───── RECORDS FOR THE TASK

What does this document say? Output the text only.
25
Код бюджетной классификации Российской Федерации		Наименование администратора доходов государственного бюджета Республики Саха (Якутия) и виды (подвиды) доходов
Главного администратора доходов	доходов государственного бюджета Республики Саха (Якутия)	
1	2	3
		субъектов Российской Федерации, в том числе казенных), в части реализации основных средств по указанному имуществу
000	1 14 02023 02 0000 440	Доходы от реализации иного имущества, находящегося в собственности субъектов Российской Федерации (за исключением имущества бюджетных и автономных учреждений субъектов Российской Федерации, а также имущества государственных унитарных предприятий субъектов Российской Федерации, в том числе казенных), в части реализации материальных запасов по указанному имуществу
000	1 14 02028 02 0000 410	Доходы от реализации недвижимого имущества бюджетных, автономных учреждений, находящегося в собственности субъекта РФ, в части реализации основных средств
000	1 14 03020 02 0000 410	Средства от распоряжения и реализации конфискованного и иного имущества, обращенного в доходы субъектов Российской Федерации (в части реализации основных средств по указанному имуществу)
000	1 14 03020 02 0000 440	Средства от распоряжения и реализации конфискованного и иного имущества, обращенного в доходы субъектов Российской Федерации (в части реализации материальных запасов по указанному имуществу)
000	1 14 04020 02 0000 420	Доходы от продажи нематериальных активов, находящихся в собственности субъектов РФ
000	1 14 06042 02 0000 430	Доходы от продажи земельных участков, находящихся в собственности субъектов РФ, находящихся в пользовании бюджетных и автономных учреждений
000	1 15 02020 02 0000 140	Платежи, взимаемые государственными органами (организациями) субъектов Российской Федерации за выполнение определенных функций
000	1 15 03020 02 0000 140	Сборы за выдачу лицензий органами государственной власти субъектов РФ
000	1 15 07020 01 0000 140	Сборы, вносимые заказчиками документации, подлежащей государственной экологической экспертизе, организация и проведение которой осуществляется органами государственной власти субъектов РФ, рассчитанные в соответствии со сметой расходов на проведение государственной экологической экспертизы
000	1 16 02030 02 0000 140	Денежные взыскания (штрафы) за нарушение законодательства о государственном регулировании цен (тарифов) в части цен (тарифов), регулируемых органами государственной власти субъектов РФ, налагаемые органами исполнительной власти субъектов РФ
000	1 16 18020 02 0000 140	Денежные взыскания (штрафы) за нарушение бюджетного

──────────
───── RECORDS FOR THE TASK

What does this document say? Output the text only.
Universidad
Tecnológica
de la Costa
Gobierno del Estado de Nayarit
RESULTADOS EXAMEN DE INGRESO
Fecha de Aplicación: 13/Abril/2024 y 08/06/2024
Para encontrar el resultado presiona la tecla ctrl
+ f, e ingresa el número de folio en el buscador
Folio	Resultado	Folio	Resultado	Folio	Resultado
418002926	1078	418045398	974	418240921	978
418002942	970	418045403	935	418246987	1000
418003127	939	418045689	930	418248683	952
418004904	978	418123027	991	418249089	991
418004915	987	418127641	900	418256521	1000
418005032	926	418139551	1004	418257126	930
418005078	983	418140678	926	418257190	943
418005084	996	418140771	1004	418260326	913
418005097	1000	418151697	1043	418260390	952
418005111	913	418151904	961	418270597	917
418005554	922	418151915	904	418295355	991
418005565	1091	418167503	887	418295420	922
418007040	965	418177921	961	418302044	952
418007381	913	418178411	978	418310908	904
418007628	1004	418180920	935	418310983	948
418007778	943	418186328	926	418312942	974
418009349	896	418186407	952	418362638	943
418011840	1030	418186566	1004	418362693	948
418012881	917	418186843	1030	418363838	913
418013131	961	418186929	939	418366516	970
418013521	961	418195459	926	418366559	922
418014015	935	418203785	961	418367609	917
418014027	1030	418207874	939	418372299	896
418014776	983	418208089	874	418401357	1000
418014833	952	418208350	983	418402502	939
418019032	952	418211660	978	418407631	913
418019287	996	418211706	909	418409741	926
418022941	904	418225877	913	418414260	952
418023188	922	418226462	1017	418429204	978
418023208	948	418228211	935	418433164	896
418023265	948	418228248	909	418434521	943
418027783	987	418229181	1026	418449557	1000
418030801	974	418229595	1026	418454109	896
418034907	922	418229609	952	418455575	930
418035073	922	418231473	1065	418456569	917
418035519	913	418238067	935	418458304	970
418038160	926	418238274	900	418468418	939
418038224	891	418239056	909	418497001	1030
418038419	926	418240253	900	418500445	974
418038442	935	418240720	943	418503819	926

──────────

◆ **TASK TO CARRY OUT**: Copy all lines from the material that hold "Саха".

◆ **FINISHED TASK**:
Код бюджетной классификации Российской Федерации		Наименование администратора доходов государственного бюджета Республики Саха (Якутия) и виды (подвиды) доходов
Главного администратора доходов	доходов государственного бюджета Республики Саха (Якутия)	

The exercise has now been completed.